## [Required work]
Identify the lines that contain the string "name", then copy each of them.

[Collected data entries]
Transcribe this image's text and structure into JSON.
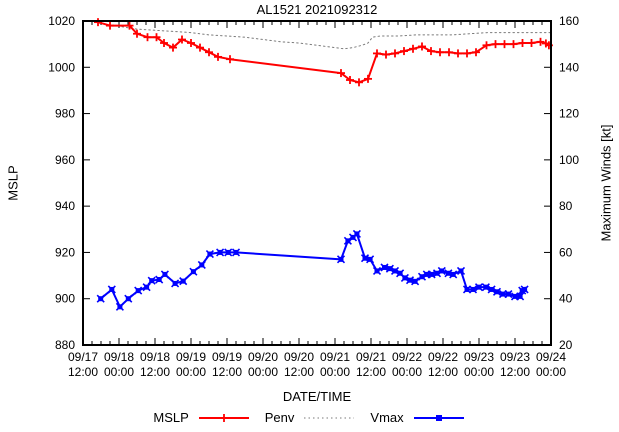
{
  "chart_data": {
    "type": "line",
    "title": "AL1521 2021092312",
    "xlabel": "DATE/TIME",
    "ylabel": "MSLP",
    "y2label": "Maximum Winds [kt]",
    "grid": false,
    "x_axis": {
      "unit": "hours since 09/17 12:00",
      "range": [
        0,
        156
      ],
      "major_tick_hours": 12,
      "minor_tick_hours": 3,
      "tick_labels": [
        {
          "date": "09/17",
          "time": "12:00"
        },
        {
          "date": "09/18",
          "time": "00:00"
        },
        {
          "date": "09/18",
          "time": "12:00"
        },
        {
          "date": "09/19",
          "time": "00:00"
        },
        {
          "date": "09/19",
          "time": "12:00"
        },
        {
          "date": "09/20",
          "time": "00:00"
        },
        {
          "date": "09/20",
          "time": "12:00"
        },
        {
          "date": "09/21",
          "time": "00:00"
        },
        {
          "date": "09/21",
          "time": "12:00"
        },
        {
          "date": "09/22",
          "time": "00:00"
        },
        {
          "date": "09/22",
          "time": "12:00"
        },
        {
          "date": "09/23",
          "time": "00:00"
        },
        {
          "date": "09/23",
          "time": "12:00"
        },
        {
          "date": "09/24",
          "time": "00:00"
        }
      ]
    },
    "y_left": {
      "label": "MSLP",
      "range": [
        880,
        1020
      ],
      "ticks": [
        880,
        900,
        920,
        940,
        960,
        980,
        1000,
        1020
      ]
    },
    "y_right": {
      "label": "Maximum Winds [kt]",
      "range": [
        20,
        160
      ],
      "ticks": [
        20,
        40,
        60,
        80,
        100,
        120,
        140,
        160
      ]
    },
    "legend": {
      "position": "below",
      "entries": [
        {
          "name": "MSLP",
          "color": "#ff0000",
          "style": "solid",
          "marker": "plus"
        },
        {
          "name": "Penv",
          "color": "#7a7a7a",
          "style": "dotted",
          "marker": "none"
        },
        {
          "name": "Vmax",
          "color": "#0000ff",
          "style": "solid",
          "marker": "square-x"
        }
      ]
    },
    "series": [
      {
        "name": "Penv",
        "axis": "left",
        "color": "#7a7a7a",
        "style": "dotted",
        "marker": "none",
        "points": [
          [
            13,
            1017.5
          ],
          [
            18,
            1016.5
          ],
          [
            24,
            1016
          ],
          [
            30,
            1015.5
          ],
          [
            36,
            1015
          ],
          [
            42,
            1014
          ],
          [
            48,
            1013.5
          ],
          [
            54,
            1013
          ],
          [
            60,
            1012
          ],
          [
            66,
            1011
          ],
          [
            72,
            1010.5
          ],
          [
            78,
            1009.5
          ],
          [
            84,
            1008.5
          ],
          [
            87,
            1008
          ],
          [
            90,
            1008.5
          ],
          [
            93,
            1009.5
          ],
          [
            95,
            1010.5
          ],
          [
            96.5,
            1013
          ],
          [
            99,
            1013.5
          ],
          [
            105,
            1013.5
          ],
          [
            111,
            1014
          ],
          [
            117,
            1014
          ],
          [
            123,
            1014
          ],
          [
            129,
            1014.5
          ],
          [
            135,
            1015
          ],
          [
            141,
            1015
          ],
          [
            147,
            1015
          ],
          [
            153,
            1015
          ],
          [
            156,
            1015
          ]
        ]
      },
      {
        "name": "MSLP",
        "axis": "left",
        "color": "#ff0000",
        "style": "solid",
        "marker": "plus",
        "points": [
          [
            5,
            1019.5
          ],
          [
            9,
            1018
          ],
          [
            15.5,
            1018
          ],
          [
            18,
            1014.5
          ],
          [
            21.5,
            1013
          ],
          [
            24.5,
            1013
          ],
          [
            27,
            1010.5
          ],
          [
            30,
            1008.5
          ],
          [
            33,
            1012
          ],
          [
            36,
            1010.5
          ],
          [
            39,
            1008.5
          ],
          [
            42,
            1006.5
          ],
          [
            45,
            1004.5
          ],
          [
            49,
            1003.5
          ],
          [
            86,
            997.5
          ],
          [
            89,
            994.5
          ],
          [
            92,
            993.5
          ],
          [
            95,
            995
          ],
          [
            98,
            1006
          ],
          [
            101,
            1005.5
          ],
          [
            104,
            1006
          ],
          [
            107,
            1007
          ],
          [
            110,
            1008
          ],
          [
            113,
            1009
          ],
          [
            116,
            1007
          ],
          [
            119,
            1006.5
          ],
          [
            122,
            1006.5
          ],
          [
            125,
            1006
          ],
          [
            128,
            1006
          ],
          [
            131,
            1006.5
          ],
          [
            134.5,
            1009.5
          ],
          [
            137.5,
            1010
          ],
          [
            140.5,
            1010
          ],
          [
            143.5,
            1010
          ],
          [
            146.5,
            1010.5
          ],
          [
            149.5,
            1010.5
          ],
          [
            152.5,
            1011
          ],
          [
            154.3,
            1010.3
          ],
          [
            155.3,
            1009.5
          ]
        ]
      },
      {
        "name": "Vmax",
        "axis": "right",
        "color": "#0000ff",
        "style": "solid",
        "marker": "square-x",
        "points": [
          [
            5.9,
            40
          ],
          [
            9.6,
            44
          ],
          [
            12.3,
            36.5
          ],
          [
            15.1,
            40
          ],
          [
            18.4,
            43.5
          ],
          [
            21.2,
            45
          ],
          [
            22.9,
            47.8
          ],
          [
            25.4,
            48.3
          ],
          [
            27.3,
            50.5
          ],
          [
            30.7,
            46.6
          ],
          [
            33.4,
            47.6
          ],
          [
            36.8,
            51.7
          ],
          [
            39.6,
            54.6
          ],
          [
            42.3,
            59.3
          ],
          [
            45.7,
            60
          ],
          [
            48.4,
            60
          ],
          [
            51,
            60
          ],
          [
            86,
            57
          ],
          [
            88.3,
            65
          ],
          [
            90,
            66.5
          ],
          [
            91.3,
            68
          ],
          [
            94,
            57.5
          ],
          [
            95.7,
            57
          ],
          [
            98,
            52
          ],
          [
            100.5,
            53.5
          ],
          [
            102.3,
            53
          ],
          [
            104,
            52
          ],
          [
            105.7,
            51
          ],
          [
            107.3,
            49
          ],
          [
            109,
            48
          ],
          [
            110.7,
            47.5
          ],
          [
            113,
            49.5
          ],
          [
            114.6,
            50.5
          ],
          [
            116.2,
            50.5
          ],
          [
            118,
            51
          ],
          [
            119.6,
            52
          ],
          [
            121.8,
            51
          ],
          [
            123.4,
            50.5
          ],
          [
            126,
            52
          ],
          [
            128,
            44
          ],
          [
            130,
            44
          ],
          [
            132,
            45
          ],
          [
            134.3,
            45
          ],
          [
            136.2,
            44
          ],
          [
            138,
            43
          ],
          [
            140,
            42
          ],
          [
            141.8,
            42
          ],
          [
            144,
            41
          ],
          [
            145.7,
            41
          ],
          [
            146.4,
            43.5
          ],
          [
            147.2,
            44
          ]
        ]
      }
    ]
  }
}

## [Exercise answer]
          "name": "MSLP",
          "name": "Penv",
          "name": "Vmax",
        "name": "Penv",
        "name": "MSLP",
        "name": "Vmax",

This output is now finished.